P0305, P0300 - Cyl 5 misfire and random cyl misfire

yoface13

Well-known member
Nov 22, 2006
87
0
charlottesville, va
up front, yes, i've searched and i've one a bunch of stuff based on what i've read... i just want to make sure i'm doing everything right and maybe this will help someone else...

givens: d2, 120k, new plugs (ngk plats i think) and new magnecore 7.5mm wires about 20k ago along with a head gasket job. i use lucas oil stuff in the gas at least every other tank. and i've been doing that for probably about a year.

i've been getting P0305 and P0300, cylinder 5 misfire and random misfire. going with easiest first, i figure i'll go with the plugs, even though they're probably okay. i think they were autolite platinum's i put in. anyways, the old ones didn't look terrible. the worst one was #3. they were all about .23mm off of the d2 recommended gap. well, that didn't help. i still got the codes. i also looked for arcing with a spray bottle but found none at the plugs or the coil pack.

next step, sea foam. people like doing that. i didn't think i'd have a problem with the injectors as i use the lucas oil stuff in my tank pretty often. the intake procedure seemed interesting though. anyways, put half a can in the intake and the other half in the gas tank. cleaned throttle body - which looked pretty good already - i am one of those guys who either have an awesomely sweet and clean intake or i did it wrong, because i didn't get the smoke that everyone talks about. i got a little bit, but nothing to brag about. started driving. 10 minutes in, got the codes. and the codes continued.

RECORDS>

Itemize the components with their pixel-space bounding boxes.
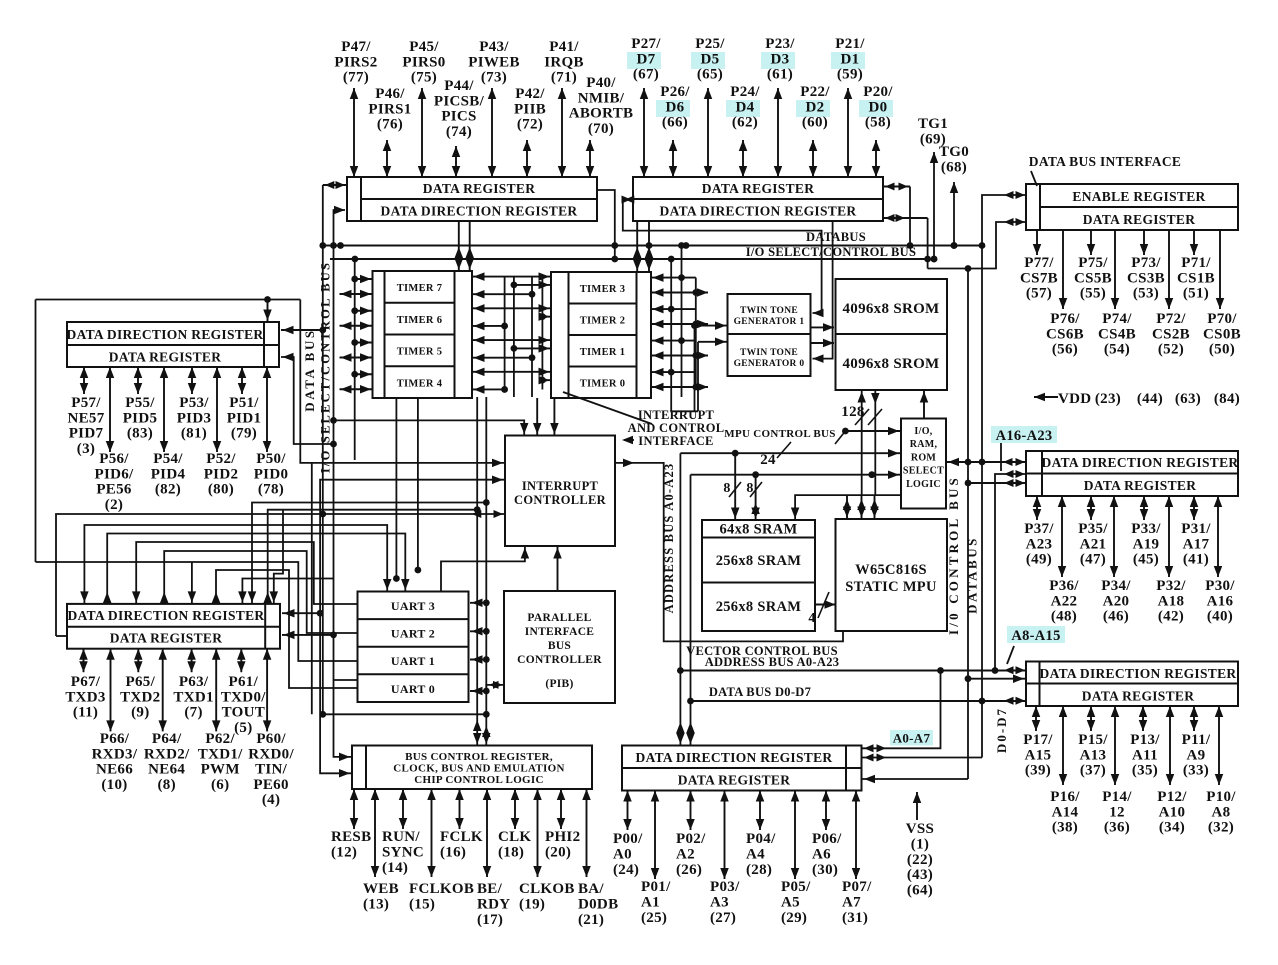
svg-text:(40): (40) xyxy=(1207,609,1233,625)
block: port4 DATA REGISTER / DATA DIRECTION REGISTER (top-left) xyxy=(347,177,597,221)
pins P00/A0 .. P06/A6 (short row) xyxy=(627,791,629,831)
svg-text:(61): (61) xyxy=(767,67,793,83)
svg-text:P11/: P11/ xyxy=(1182,732,1211,748)
svg-text:PID4: PID4 xyxy=(151,466,186,482)
svg-text:RESB: RESB xyxy=(331,829,371,845)
vertical from 24-line down to address bus and port0 block xyxy=(679,453,681,745)
svg-text:CLOCK, BUS AND EMULATION: CLOCK, BUS AND EMULATION xyxy=(393,763,564,775)
wire: I/O control bus vertical into port0 block right edge xyxy=(862,778,968,780)
svg-text:P37/: P37/ xyxy=(1024,521,1054,537)
svg-text:GENERATOR 0: GENERATOR 0 xyxy=(734,359,805,369)
svg-text:P63/: P63/ xyxy=(179,674,209,690)
vertical from 474-line down to data bus line and port0 block xyxy=(690,475,692,746)
svg-text:D7: D7 xyxy=(637,51,656,67)
svg-text:P17/: P17/ xyxy=(1023,732,1053,748)
wire from trunk B along y=420 to interrupt controller top xyxy=(334,420,525,435)
pins P47/P45/P43/P41 (port 4 upper row) with labels xyxy=(353,88,355,177)
svg-text:TWIN TONE: TWIN TONE xyxy=(740,348,798,358)
svg-text:CS6B: CS6B xyxy=(1046,326,1084,342)
nest wire L6: left frame / port6 top to UART1 left xyxy=(36,562,358,661)
bus: second control line into select logic xyxy=(691,474,902,476)
svg-text:PIRS0: PIRS0 xyxy=(402,54,445,70)
svg-text:PARALLEL: PARALLEL xyxy=(527,612,591,624)
wire: data register (DBI) to I/O control vertical xyxy=(968,222,1026,269)
svg-text:(76): (76) xyxy=(377,117,403,133)
nest wire L4: port6 top to UART3 left xyxy=(136,542,357,604)
svg-text:CONTROLLER: CONTROLLER xyxy=(517,654,602,666)
svg-text:(30): (30) xyxy=(812,862,838,878)
svg-text:A6: A6 xyxy=(812,847,831,863)
svg-text:TIMER 7: TIMER 7 xyxy=(397,283,443,294)
wire: port5 right edge lower stub xyxy=(281,357,334,444)
timer3-0 top double arrows from databus xyxy=(636,221,638,272)
nest wire L10: port6 top to UART trunk xyxy=(268,510,478,604)
nest wire L5: port6 top to UART2 left xyxy=(164,551,357,633)
svg-text:A19: A19 xyxy=(1133,536,1160,552)
svg-text:P16/: P16/ xyxy=(1050,789,1080,805)
svg-text:(43): (43) xyxy=(907,867,933,883)
svg-text:(42): (42) xyxy=(1158,609,1184,625)
vertical branch from upper feed down to trunk line xyxy=(311,463,313,714)
svg-text:TXD3: TXD3 xyxy=(65,689,105,705)
svg-text:(44): (44) xyxy=(1137,391,1163,407)
svg-text:A4: A4 xyxy=(746,847,765,863)
svg-text:PID7: PID7 xyxy=(69,426,104,442)
svg-text:A5: A5 xyxy=(781,895,800,911)
svg-text:DATA REGISTER: DATA REGISTER xyxy=(1083,212,1196,227)
svg-text:P27/: P27/ xyxy=(631,36,661,52)
svg-text:(81): (81) xyxy=(181,426,207,442)
svg-text:D6: D6 xyxy=(666,99,685,115)
svg-text:A18: A18 xyxy=(1158,593,1185,609)
timer3-0 right side arrows xyxy=(651,277,696,279)
svg-text:P70/: P70/ xyxy=(1207,311,1237,327)
svg-text:(29): (29) xyxy=(781,910,807,926)
trunk C vertical from I/O select bus xyxy=(354,259,356,460)
pins P27/P25/P23/P21 data bus upper row (D7 D5 D3 D1 highlighted) xyxy=(643,88,645,177)
pins P67..P61 (short) below port6 block xyxy=(83,649,85,673)
wire: select logic right edge to port3 block xyxy=(946,461,1026,463)
svg-text:UART 2: UART 2 xyxy=(391,627,435,641)
svg-text:(53): (53) xyxy=(1133,286,1159,302)
svg-text:P25/: P25/ xyxy=(695,36,725,52)
svg-text:TXD2: TXD2 xyxy=(120,689,160,705)
wire: enable register to databus vertical xyxy=(982,195,1026,758)
block: port6 DATA DIRECTION REGISTER / DATA REGISTER (left-lower) xyxy=(67,604,280,649)
svg-text:IRQB: IRQB xyxy=(544,54,584,70)
svg-text:P64/: P64/ xyxy=(152,731,182,747)
wire: PIB to interrupt controller bottom xyxy=(557,546,559,591)
svg-text:(1): (1) xyxy=(911,836,929,852)
svg-text:P41/: P41/ xyxy=(549,39,579,55)
block: port0 DATA DIRECTION REGISTER / DATA REGISTER (bottom-center) xyxy=(622,746,862,791)
svg-text:P65/: P65/ xyxy=(126,674,156,690)
svg-text:DATA REGISTER: DATA REGISTER xyxy=(702,181,815,196)
svg-text:ROM: ROM xyxy=(911,452,937,463)
svg-text:4096x8 SROM: 4096x8 SROM xyxy=(842,356,939,372)
svg-text:(73): (73) xyxy=(481,70,507,86)
wire: top-right block bottom to twin tone generator 0 xyxy=(813,221,833,359)
block: port3 DATA DIRECTION REGISTER / DATA REGISTER (right-middle) xyxy=(1026,451,1238,496)
svg-text:P15/: P15/ xyxy=(1078,732,1108,748)
bus: DATA BUS D0-D7 horizontal line xyxy=(691,700,1027,702)
wire: top-left register block to trunk A xyxy=(323,184,347,186)
bus: 24-wide control bus line into select logic xyxy=(680,452,901,454)
svg-text:P67/: P67/ xyxy=(71,674,101,690)
svg-text:(2): (2) xyxy=(105,497,123,513)
svg-text:(75): (75) xyxy=(411,70,437,86)
svg-text:SYNC: SYNC xyxy=(382,845,424,861)
svg-text:BUS CONTROL REGISTER,: BUS CONTROL REGISTER, xyxy=(405,751,553,763)
4-bit arrow from SRAM to MPU with slash xyxy=(815,604,836,606)
svg-text:CS5B: CS5B xyxy=(1074,270,1112,286)
label A8-A15 highlighted with leader xyxy=(1007,626,1065,643)
svg-text:P22/: P22/ xyxy=(800,84,830,100)
block: 4096x8 SROM x2 xyxy=(836,279,948,390)
svg-text:UART 0: UART 0 xyxy=(391,682,435,696)
svg-text:(17): (17) xyxy=(477,912,503,928)
svg-text:A20: A20 xyxy=(1103,593,1130,609)
svg-text:P10/: P10/ xyxy=(1206,789,1236,805)
wire: over port5 block with arrow into its top narrow column xyxy=(36,299,301,301)
arrows twin tone generators to SROM xyxy=(811,326,835,328)
svg-text:P00/: P00/ xyxy=(613,831,643,847)
svg-text:STATIC MPU: STATIC MPU xyxy=(845,579,937,595)
svg-text:DATA REGISTER: DATA REGISTER xyxy=(1084,478,1197,493)
svg-text:PID1: PID1 xyxy=(227,410,262,426)
svg-text:I/O SELECT/CONTROL BUS: I/O SELECT/CONTROL BUS xyxy=(319,261,333,473)
wire: top-right block right edge pairs to vertical taps xyxy=(883,186,910,188)
svg-text:P50/: P50/ xyxy=(256,451,286,467)
svg-text:(PIB): (PIB) xyxy=(545,678,573,690)
svg-text:CHIP CONTROL LOGIC: CHIP CONTROL LOGIC xyxy=(414,774,543,786)
svg-text:P01/: P01/ xyxy=(641,879,671,895)
svg-text:P66/: P66/ xyxy=(100,731,130,747)
svg-text:(28): (28) xyxy=(746,862,772,878)
wire: port3 block second stub down to address bus line xyxy=(995,474,1026,671)
svg-text:(47): (47) xyxy=(1080,552,1106,568)
svg-text:PIWEB: PIWEB xyxy=(468,54,520,70)
svg-text:(49): (49) xyxy=(1026,552,1052,568)
nest wire L9: port6 top to UART trunk xyxy=(252,503,486,604)
block: DATA BUS INTERFACE - ENABLE REGISTER / DATA REGISTER xyxy=(1026,184,1238,230)
svg-text:A14: A14 xyxy=(1052,804,1079,820)
svg-text:P47/: P47/ xyxy=(341,39,371,55)
svg-text:(77): (77) xyxy=(343,70,369,86)
svg-text:INTERRUPT: INTERRUPT xyxy=(638,408,715,422)
svg-text:I/O SELECT/CONTROL BUS: I/O SELECT/CONTROL BUS xyxy=(746,245,917,259)
svg-text:PE60: PE60 xyxy=(253,777,288,793)
svg-text:(50): (50) xyxy=(1209,342,1235,358)
svg-text:8: 8 xyxy=(723,481,730,496)
svg-text:DATA DIRECTION REGISTER: DATA DIRECTION REGISTER xyxy=(68,608,265,623)
long horizontal wire from trunk A to UART trunk above bus control block xyxy=(323,713,487,715)
svg-text:(54): (54) xyxy=(1104,342,1130,358)
svg-text:(48): (48) xyxy=(1051,609,1077,625)
svg-text:TXD1: TXD1 xyxy=(173,689,213,705)
svg-text:(57): (57) xyxy=(1026,286,1052,302)
svg-text:SELECT: SELECT xyxy=(903,466,944,477)
svg-text:TIMER 1: TIMER 1 xyxy=(580,347,626,358)
wire: right mesh trunk to twin tone generator inputs xyxy=(671,392,698,411)
timer mesh between timer blocks xyxy=(472,276,551,278)
128-wide bus from SROM bottom with slashes xyxy=(861,390,863,495)
block: bus control register, clock, bus and emulation chip control logic xyxy=(352,746,592,790)
pins P36/A22 .. P30/A16 (long row) xyxy=(1061,496,1063,577)
block: port5 DATA DIRECTION REGISTER / DATA REGISTER (left) xyxy=(67,322,279,367)
VDD pin (23)(44)(63)(84) with left arrow xyxy=(1034,396,1058,398)
svg-text:NE57: NE57 xyxy=(67,410,104,426)
svg-text:(9): (9) xyxy=(131,705,149,721)
svg-text:A11: A11 xyxy=(1132,747,1158,763)
svg-text:P02/: P02/ xyxy=(676,831,706,847)
svg-text:PID3: PID3 xyxy=(177,410,212,426)
pin VSS (1)(22)(43)(64) xyxy=(916,792,918,820)
block: UART 3-0 xyxy=(358,592,469,703)
svg-text:DATA REGISTER: DATA REGISTER xyxy=(109,350,222,365)
svg-text:(55): (55) xyxy=(1080,286,1106,302)
svg-text:(36): (36) xyxy=(1104,820,1130,836)
svg-text:MPU CONTROL BUS: MPU CONTROL BUS xyxy=(724,428,835,440)
nest wire L8: port6 top joins trunk B, UART0 upper entry xyxy=(242,579,333,604)
svg-text:RXD2/: RXD2/ xyxy=(144,746,190,762)
svg-text:(62): (62) xyxy=(732,115,758,131)
svg-text:(10): (10) xyxy=(101,777,127,793)
block: twin tone generator 1 / 0 xyxy=(728,294,811,376)
svg-text:(78): (78) xyxy=(258,482,284,498)
svg-text:(65): (65) xyxy=(697,67,723,83)
wire: port5 block top down to interrupt controller (upper feed) xyxy=(300,300,505,463)
svg-text:(13): (13) xyxy=(363,897,389,913)
svg-text:DATA REGISTER: DATA REGISTER xyxy=(678,773,791,788)
svg-text:P33/: P33/ xyxy=(1131,521,1161,537)
svg-text:(74): (74) xyxy=(446,124,472,140)
svg-text:(22): (22) xyxy=(907,852,933,868)
pins P46/P44/P42/P40 (port 4 lower row) with labels xyxy=(386,140,388,177)
svg-text:RDY: RDY xyxy=(477,897,510,913)
svg-text:A9: A9 xyxy=(1187,747,1206,763)
svg-text:DATA BUS: DATA BUS xyxy=(302,328,317,412)
svg-text:TWIN TONE: TWIN TONE xyxy=(740,306,798,316)
svg-text:A17: A17 xyxy=(1183,536,1210,552)
svg-text:(14): (14) xyxy=(382,860,408,876)
svg-text:(26): (26) xyxy=(676,862,702,878)
svg-text:P76/: P76/ xyxy=(1050,311,1080,327)
svg-text:INTERFACE: INTERFACE xyxy=(525,626,595,638)
right mesh trunks xyxy=(670,259,672,392)
pins P56..P50 (long) below port5 block xyxy=(109,367,111,452)
svg-text:INTERFACE: INTERFACE xyxy=(638,434,713,448)
svg-text:ENABLE REGISTER: ENABLE REGISTER xyxy=(1072,189,1205,204)
svg-text:(32): (32) xyxy=(1208,820,1234,836)
svg-text:DATABUS: DATABUS xyxy=(965,536,980,614)
svg-text:LOGIC: LOGIC xyxy=(906,479,941,490)
svg-text:(39): (39) xyxy=(1025,763,1051,779)
svg-text:NE66: NE66 xyxy=(96,762,133,778)
svg-text:DATA REGISTER: DATA REGISTER xyxy=(110,631,223,646)
svg-text:(18): (18) xyxy=(498,845,524,861)
svg-text:A8: A8 xyxy=(1212,804,1231,820)
svg-text:TXD1/: TXD1/ xyxy=(198,746,243,762)
double arrows into MPU top xyxy=(846,495,848,519)
svg-text:(66): (66) xyxy=(662,115,688,131)
block: 64x8 SRAM / 256x8 SRAM / 256x8 SRAM xyxy=(702,520,815,631)
svg-text:(82): (82) xyxy=(155,482,181,498)
bus: I/O SELECT/CONTROL BUS horizontal line with label xyxy=(330,258,928,260)
svg-text:(41): (41) xyxy=(1183,552,1209,568)
svg-text:P26/: P26/ xyxy=(660,84,690,100)
svg-text:DATA DIRECTION REGISTER: DATA DIRECTION REGISTER xyxy=(381,204,578,219)
svg-text:P72/: P72/ xyxy=(1156,311,1186,327)
nest wire L3: port6 top to UART top xyxy=(107,534,405,604)
block: port2 DATA REGISTER / DATA DIRECTION REGISTER (top-right) xyxy=(633,177,883,221)
svg-text:(72): (72) xyxy=(517,117,543,133)
svg-text:PHI2: PHI2 xyxy=(545,829,580,845)
svg-text:PID5: PID5 xyxy=(123,410,158,426)
svg-text:P04/: P04/ xyxy=(746,831,776,847)
svg-text:PIRS2: PIRS2 xyxy=(334,54,377,70)
svg-text:DATA REGISTER: DATA REGISTER xyxy=(1082,689,1195,704)
pins P66..P60 (long) below port6 block xyxy=(110,649,112,732)
svg-text:256x8 SRAM: 256x8 SRAM xyxy=(716,599,802,615)
pins P17/A15 .. P11/A9 (short row) xyxy=(1035,706,1037,731)
select logic top to SROM bottom arrow xyxy=(923,390,925,419)
svg-text:A16-A23: A16-A23 xyxy=(996,428,1053,444)
svg-text:VDD: VDD xyxy=(1058,391,1091,407)
svg-text:P31/: P31/ xyxy=(1181,521,1211,537)
svg-text:A22: A22 xyxy=(1051,593,1078,609)
svg-text:PID0: PID0 xyxy=(254,466,289,482)
svg-text:A13: A13 xyxy=(1080,747,1107,763)
svg-text:24: 24 xyxy=(760,452,776,468)
svg-text:P43/: P43/ xyxy=(479,39,509,55)
svg-text:P32/: P32/ xyxy=(1156,578,1186,594)
svg-text:TIN/: TIN/ xyxy=(255,762,288,778)
svg-text:NMIB/: NMIB/ xyxy=(578,90,625,106)
svg-text:DATA REGISTER: DATA REGISTER xyxy=(423,181,536,196)
svg-text:P74/: P74/ xyxy=(1102,311,1132,327)
double arrows into bus control block top xyxy=(473,720,482,731)
svg-text:P23/: P23/ xyxy=(765,36,795,52)
svg-text:P77/: P77/ xyxy=(1024,255,1054,271)
svg-text:DATA DIRECTION REGISTER: DATA DIRECTION REGISTER xyxy=(1042,455,1239,470)
svg-text:(60): (60) xyxy=(802,115,828,131)
svg-text:ABORTB: ABORTB xyxy=(569,106,634,122)
svg-text:P57/: P57/ xyxy=(71,395,101,411)
svg-text:(70): (70) xyxy=(588,121,614,137)
svg-text:BA/: BA/ xyxy=(578,881,604,897)
svg-text:P54/: P54/ xyxy=(153,451,183,467)
svg-text:DATA BUS D0-D7: DATA BUS D0-D7 xyxy=(709,685,811,699)
svg-text:TIMER 4: TIMER 4 xyxy=(397,378,443,389)
pins WEB FCLKOB BE/RDY CLKOB BA/D0DB (long row) xyxy=(374,789,376,877)
bus: MPU CONTROL BUS label + line into select logic xyxy=(845,430,901,432)
svg-text:P30/: P30/ xyxy=(1205,578,1235,594)
wire: trunk A into port5 right edge xyxy=(281,329,323,331)
select logic feed line to SRAM top xyxy=(795,495,901,520)
svg-text:DATA BUS INTERFACE: DATA BUS INTERFACE xyxy=(1029,154,1181,169)
svg-text:W65C816S: W65C816S xyxy=(855,562,927,578)
svg-text:(27): (27) xyxy=(710,910,736,926)
svg-text:FCLK: FCLK xyxy=(440,829,483,845)
svg-text:BUS: BUS xyxy=(548,640,571,652)
svg-text:(37): (37) xyxy=(1080,763,1106,779)
trunk B: top-left register block lower stub straight down to bus control block xyxy=(334,210,353,757)
svg-text:(3): (3) xyxy=(77,441,95,457)
svg-text:(4): (4) xyxy=(262,792,280,808)
svg-text:D2: D2 xyxy=(806,99,825,115)
svg-text:(7): (7) xyxy=(184,705,202,721)
svg-text:GENERATOR 1: GENERATOR 1 xyxy=(734,317,805,327)
svg-text:PID2: PID2 xyxy=(204,466,239,482)
svg-text:A0: A0 xyxy=(613,847,632,863)
bus: DATABUS horizontal line with label xyxy=(323,245,982,247)
svg-text:ADDRESS BUS A0-A23: ADDRESS BUS A0-A23 xyxy=(662,463,676,614)
wire: interrupt controller lower feed down to bus control block xyxy=(320,480,505,774)
svg-text:RUN/: RUN/ xyxy=(382,829,420,845)
svg-text:(68): (68) xyxy=(941,159,967,175)
svg-text:D0: D0 xyxy=(869,99,888,115)
svg-text:P46/: P46/ xyxy=(375,86,405,102)
svg-text:D1: D1 xyxy=(841,51,860,67)
wire: databus vertical into port0 block right edge xyxy=(862,757,982,759)
svg-text:DATA DIRECTION REGISTER: DATA DIRECTION REGISTER xyxy=(660,204,857,219)
svg-text:P61/: P61/ xyxy=(229,674,259,690)
svg-text:A23: A23 xyxy=(1026,536,1053,552)
label A0-A7 highlighted xyxy=(890,730,933,746)
block: timers 7-4 with side strips xyxy=(373,271,473,398)
svg-text:DATA DIRECTION REGISTER: DATA DIRECTION REGISTER xyxy=(1040,666,1237,681)
UART0 to PIB double arrow with jog xyxy=(486,685,504,691)
svg-text:(25): (25) xyxy=(641,910,667,926)
svg-text:P03/: P03/ xyxy=(710,879,740,895)
timer mesh trunks xyxy=(504,277,506,390)
svg-text:(59): (59) xyxy=(837,67,863,83)
svg-text:A16: A16 xyxy=(1207,593,1234,609)
svg-text:CS1B: CS1B xyxy=(1177,270,1215,286)
block: parallel interface bus controller (PIB) xyxy=(504,591,615,703)
svg-text:(8): (8) xyxy=(158,777,176,793)
pins P01/A1 .. P07/A7 (long row) xyxy=(654,791,656,880)
UART right edge stubs from trunk xyxy=(470,602,486,604)
block: I/O RAM ROM select logic xyxy=(901,419,946,509)
svg-text:TIMER 6: TIMER 6 xyxy=(397,315,443,326)
svg-text:NE64: NE64 xyxy=(148,762,185,778)
svg-text:CLKOB: CLKOB xyxy=(519,881,575,897)
svg-text:RXD3/: RXD3/ xyxy=(92,746,138,762)
svg-text:TOUT: TOUT xyxy=(222,705,265,721)
svg-text:UART 1: UART 1 xyxy=(391,654,435,668)
svg-text:CS7B: CS7B xyxy=(1020,270,1058,286)
svg-text:P06/: P06/ xyxy=(812,831,842,847)
svg-text:DATABUS: DATABUS xyxy=(806,230,866,244)
svg-text:A0-A7: A0-A7 xyxy=(893,731,931,746)
svg-text:A1: A1 xyxy=(641,895,660,911)
svg-text:PE56: PE56 xyxy=(96,482,132,498)
svg-text:P44/: P44/ xyxy=(444,78,474,94)
svg-text:P07/: P07/ xyxy=(842,879,872,895)
svg-text:P14/: P14/ xyxy=(1102,789,1132,805)
timer4 bottom stub lines xyxy=(395,398,397,579)
svg-text:D4: D4 xyxy=(736,99,755,115)
svg-text:VSS: VSS xyxy=(906,821,934,837)
svg-text:(12): (12) xyxy=(331,845,357,861)
svg-text:(67): (67) xyxy=(633,67,659,83)
svg-text:TIMER 3: TIMER 3 xyxy=(580,284,626,295)
pins P37/A23 .. P31/A17 (short row) xyxy=(1036,496,1038,520)
svg-text:A3: A3 xyxy=(710,895,729,911)
svg-text:(58): (58) xyxy=(865,115,891,131)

GIVEN EXERCISE A>
Return the part of the misfire post that opens with the words containing "next step, sea" and closes with "the codes continued.", copied word for word.
GIVEN EXERCISE B>
Sum up the misfire post in two sentences.
The rows are separate material with no tie to the misfire post.

COMPLETE RESPONSE A>
next step, sea foam. people like doing that. i didn't think i'd have a problem with the injectors as i use the lucas oil stuff in my tank pretty often. the intake procedure seemed interesting though. anyways, put half a can in the intake and the other half in the gas tank. cleaned throttle body - which looked pretty good already - i am one of those guys who either have an awesomely sweet and clean intake or i did it wrong, because i didn't get the smoke that everyone talks about. i got a little bit, but nothing to brag about. started driving. 10 minutes in, got the codes. and the codes continued.

COMPLETE RESPONSE B>
The poster's D2, at 120k miles, keeps throwing codes P0305 and P0300 for a cylinder 5 misfire and random misfires. Replacing the plugs didn't fix it and a spray bottle check found no arcing, and running Sea Foam through the intake and gas tank and cleaning the throttle body also failed, with the codes coming back 10 minutes into a drive.